■ **PROBLEM**:
Copy everything in the listing below word for word, apart from any images.

■ **DATA FOR THIS EXERCISE**:

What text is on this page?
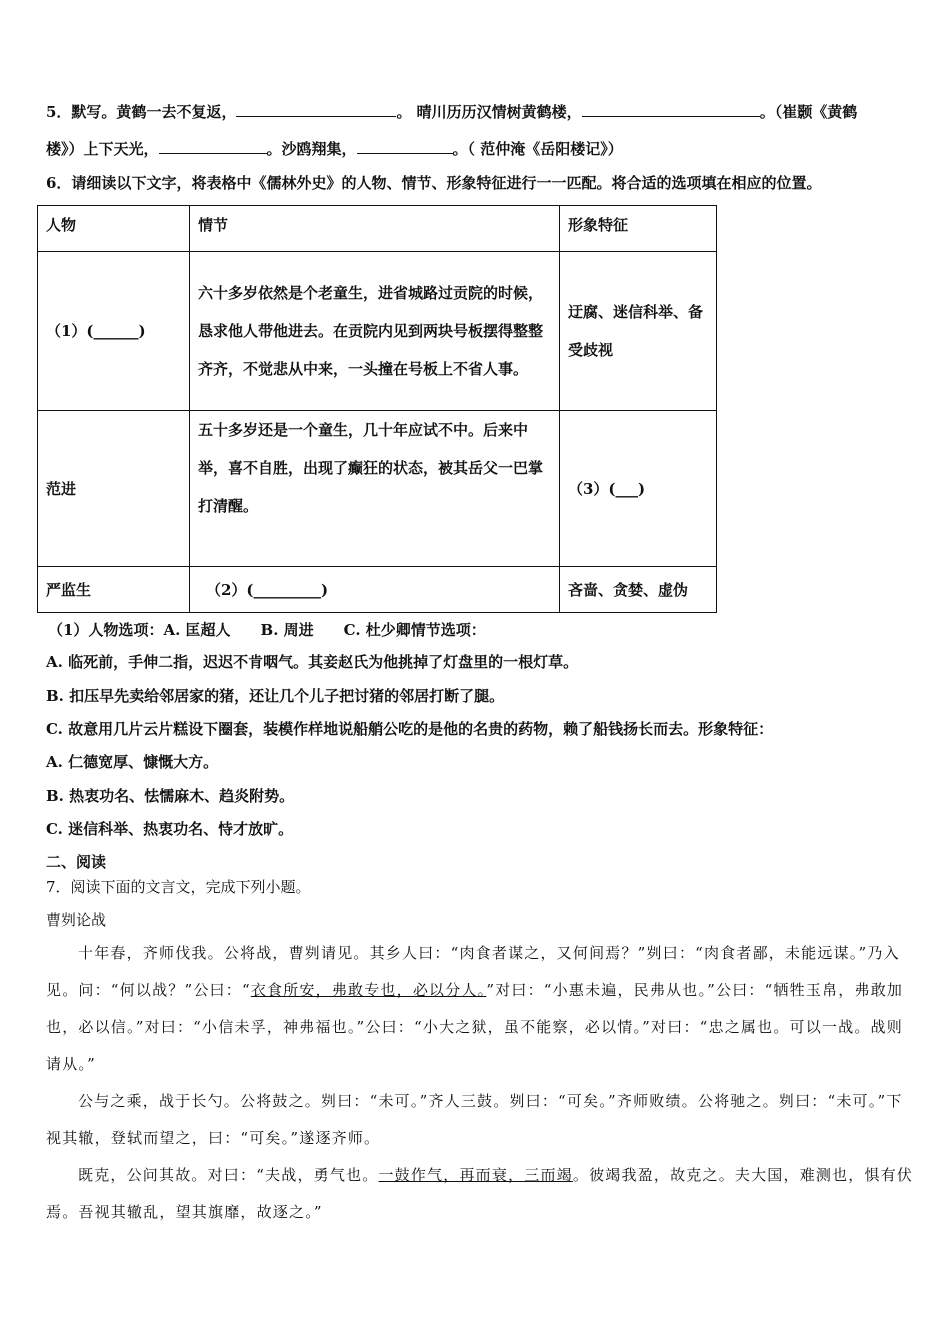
5．默写。黄鹤一去不复返，	。 晴川历历汉情树黄鹤楼，	。（崔颢《黄鹤
楼》）上下天光，	。沙鸥翔集，	。（ 范仲淹《岳阳楼记》）
6．请细读以下文字，将表格中《儒林外史》的人物、情节、形象特征进行一一匹配。将合适的选项填在相应的位置。
人物	情节	形象特征
（1）(______)	六十多岁依然是个老童生，进省城路过贡院的时候，恳求他人带他进去。在贡院内见到两块号板摆得整整齐齐，不觉悲从中来，一头撞在号板上不省人事。	迂腐、迷信科举、备受歧视
范进	五十多岁还是一个童生，几十年应试不中。后来中举，喜不自胜，出现了癫狂的状态，被其岳父一巴掌打清醒。	（3）(___)
严监生	（2）(_________)	吝啬、贪婪、虚伪
（1）人物选项：A. 匡超人　　B. 周进　　C. 杜少卿情节选项：
A. 临死前，手伸二指，迟迟不肯咽气。其妾赵氏为他挑掉了灯盘里的一根灯草。
B. 扣压早先卖给邻居家的猪，还让几个儿子把讨猪的邻居打断了腿。
C. 故意用几片云片糕设下圈套，装模作样地说船艄公吃的是他的名贵的药物，赖了船钱扬长而去。形象特征：
A. 仁德宽厚、慷慨大方。
B. 热衷功名、怯懦麻木、趋炎附势。
C. 迷信科举、热衷功名、恃才放旷。
二、阅读
7．阅读下面的文言文，完成下列小题。
曹刿论战
十年春，齐师伐我。公将战，曹刿请见。其乡人曰：“肉食者谋之，又何间焉？”刿曰：“肉食者鄙，未能远谋。”乃入见。问：“何以战？”公曰：“衣食所安，弗敢专也，必以分人。”对曰：“小惠未遍，民弗从也。”公曰：“牺牲玉帛，弗敢加也，必以信。”对曰：“小信未孚，神弗福也。”公曰：“小大之狱，虽不能察，必以情。”对曰：“忠之属也。可以一战。战则请从。”
公与之乘，战于长勺。公将鼓之。刿曰：“未可。”齐人三鼓。刿曰：“可矣。”齐师败绩。公将驰之。刿曰：“未可。”下视其辙，登轼而望之，曰：“可矣。”遂逐齐师。
既克，公问其故。对曰：“夫战，勇气也。一鼓作气，再而衰，三而竭。彼竭我盈，故克之。夫大国，难测也，惧有伏焉。吾视其辙乱，望其旗靡，故逐之。”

■ **REPLY**:
What text is on this page?
5．默写。黄鹤一去不复返，	。 晴川历历汉情树黄鹤楼，	。（崔颢《黄鹤
楼》）上下天光，	。沙鸥翔集，	。（ 范仲淹《岳阳楼记》）
6．请细读以下文字，将表格中《儒林外史》的人物、情节、形象特征进行一一匹配。将合适的选项填在相应的位置。
人物	情节	形象特征
（1）(______)	六十多岁依然是个老童生，进省城路过贡院的时候，恳求他人带他进去。在贡院内见到两块号板摆得整整齐齐，不觉悲从中来，一头撞在号板上不省人事。	迂腐、迷信科举、备受歧视
范进	五十多岁还是一个童生，几十年应试不中。后来中举，喜不自胜，出现了癫狂的状态，被其岳父一巴掌打清醒。	（3）(___)
严监生	（2）(_________)	吝啬、贪婪、虚伪
（1）人物选项：A. 匡超人　　B. 周进　　C. 杜少卿情节选项：
A. 临死前，手伸二指，迟迟不肯咽气。其妾赵氏为他挑掉了灯盘里的一根灯草。
B. 扣压早先卖给邻居家的猪，还让几个儿子把讨猪的邻居打断了腿。
C. 故意用几片云片糕设下圈套，装模作样地说船艄公吃的是他的名贵的药物，赖了船钱扬长而去。形象特征：
A. 仁德宽厚、慷慨大方。
B. 热衷功名、怯懦麻木、趋炎附势。
C. 迷信科举、热衷功名、恃才放旷。
二、阅读
7．阅读下面的文言文，完成下列小题。
曹刿论战
十年春，齐师伐我。公将战，曹刿请见。其乡人曰：“肉食者谋之，又何间焉？”刿曰：“肉食者鄙，未能远谋。”乃入见。问：“何以战？”公曰：“衣食所安，弗敢专也，必以分人。”对曰：“小惠未遍，民弗从也。”公曰：“牺牲玉帛，弗敢加也，必以信。”对曰：“小信未孚，神弗福也。”公曰：“小大之狱，虽不能察，必以情。”对曰：“忠之属也。可以一战。战则请从。”
公与之乘，战于长勺。公将鼓之。刿曰：“未可。”齐人三鼓。刿曰：“可矣。”齐师败绩。公将驰之。刿曰：“未可。”下视其辙，登轼而望之，曰：“可矣。”遂逐齐师。
既克，公问其故。对曰：“夫战，勇气也。一鼓作气，再而衰，三而竭。彼竭我盈，故克之。夫大国，难测也，惧有伏焉。吾视其辙乱，望其旗靡，故逐之。”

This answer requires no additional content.